**Input rows**
"""

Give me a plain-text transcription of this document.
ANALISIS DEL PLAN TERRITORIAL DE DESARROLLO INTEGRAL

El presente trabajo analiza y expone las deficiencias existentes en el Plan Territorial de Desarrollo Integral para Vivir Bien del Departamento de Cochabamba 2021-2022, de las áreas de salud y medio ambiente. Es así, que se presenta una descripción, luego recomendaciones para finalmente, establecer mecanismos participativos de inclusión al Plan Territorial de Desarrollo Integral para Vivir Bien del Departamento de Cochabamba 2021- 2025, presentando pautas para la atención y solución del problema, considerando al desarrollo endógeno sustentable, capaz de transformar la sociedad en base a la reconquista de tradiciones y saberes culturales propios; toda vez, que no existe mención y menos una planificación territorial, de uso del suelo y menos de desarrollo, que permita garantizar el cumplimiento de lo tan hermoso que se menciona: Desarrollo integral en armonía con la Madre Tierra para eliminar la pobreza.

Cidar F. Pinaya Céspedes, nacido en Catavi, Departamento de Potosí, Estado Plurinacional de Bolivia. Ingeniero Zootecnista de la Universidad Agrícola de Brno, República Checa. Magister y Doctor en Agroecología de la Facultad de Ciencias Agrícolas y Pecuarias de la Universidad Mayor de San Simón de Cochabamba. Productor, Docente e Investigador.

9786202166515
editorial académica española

"""
"""

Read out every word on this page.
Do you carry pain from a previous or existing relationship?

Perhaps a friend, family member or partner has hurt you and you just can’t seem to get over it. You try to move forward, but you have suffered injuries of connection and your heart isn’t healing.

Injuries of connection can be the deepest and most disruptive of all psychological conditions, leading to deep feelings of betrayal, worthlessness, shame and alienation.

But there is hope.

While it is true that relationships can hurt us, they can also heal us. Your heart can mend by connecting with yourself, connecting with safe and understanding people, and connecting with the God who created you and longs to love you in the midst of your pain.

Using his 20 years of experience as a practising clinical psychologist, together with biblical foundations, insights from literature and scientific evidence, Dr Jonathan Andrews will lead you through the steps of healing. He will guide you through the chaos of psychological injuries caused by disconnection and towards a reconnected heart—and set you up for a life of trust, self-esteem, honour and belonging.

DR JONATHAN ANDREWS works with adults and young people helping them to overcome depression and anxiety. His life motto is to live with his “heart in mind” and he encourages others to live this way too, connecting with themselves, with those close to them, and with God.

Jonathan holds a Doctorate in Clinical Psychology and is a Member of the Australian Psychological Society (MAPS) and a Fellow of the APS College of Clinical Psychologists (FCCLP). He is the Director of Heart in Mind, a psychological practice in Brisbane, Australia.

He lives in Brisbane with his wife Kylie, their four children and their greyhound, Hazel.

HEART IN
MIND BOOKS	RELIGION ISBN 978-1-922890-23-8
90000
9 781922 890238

"""

Only lines that contain the word "pain" are wanted; copy each of them.

**Result**
Do you carry pain from a previous or existing relationship?
While it is true that relationships can hurt us, they can also heal us. Your heart can mend by connecting with yourself, connecting with safe and understanding people, and connecting with the God who created you and longs to love you in the midst of your pain.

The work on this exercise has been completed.